#### Aim
Set the following entries down again exactly, line by line.

#### Supplied data
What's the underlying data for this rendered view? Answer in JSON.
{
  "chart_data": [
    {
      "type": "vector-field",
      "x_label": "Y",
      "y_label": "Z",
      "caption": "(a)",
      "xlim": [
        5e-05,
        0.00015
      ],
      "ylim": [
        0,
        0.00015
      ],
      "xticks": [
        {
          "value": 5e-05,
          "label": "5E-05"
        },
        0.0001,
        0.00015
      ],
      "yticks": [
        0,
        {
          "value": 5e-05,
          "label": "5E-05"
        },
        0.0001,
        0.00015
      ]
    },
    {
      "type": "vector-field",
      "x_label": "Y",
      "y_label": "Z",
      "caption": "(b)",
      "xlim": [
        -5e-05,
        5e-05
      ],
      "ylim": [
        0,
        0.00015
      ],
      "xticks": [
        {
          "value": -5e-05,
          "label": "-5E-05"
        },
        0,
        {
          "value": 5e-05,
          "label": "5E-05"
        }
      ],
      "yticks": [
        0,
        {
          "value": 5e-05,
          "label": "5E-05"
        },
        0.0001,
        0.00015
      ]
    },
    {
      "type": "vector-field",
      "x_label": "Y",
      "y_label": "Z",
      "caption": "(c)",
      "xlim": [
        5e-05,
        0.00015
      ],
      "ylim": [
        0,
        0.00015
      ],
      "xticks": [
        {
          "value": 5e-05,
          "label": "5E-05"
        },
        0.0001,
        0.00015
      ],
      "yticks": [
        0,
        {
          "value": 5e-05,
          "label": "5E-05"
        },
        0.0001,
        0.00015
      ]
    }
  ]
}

#### Correct output
What's the underlying data for this rendered view? Answer in JSON.
{
  "chart_data": [
    {
      "type": "vector-field",
      "x_label": "Y",
      "y_label": "Z",
      "caption": "(a)",
      "xlim": [
        5e-05,
        0.00015
      ],
      "ylim": [
        0,
        0.00015
      ],
      "xticks": [
        {
          "value": 5e-05,
          "label": "5E-05"
        },
        0.0001,
        0.00015
      ],
      "yticks": [
        0,
        {
          "value": 5e-05,
          "label": "5E-05"
        },
        0.0001,
        0.00015
      ]
    },
    {
      "type": "vector-field",
      "x_label": "Y",
      "y_label": "Z",
      "caption": "(b)",
      "xlim": [
        -5e-05,
        5e-05
      ],
      "ylim": [
        0,
        0.00015
      ],
      "xticks": [
        {
          "value": -5e-05,
          "label": "-5E-05"
        },
        0,
        {
          "value": 5e-05,
          "label": "5E-05"
        }
      ],
      "yticks": [
        0,
        {
          "value": 5e-05,
          "label": "5E-05"
        },
        0.0001,
        0.00015
      ]
    },
    {
      "type": "vector-field",
      "x_label": "Y",
      "y_label": "Z",
      "caption": "(c)",
      "xlim": [
        5e-05,
        0.00015
      ],
      "ylim": [
        0,
        0.00015
      ],
      "xticks": [
        {
          "value": 5e-05,
          "label": "5E-05"
        },
        0.0001,
        0.00015
      ],
      "yticks": [
        0,
        {
          "value": 5e-05,
          "label": "5E-05"
        },
        0.0001,
        0.00015
      ]
    }
  ]
}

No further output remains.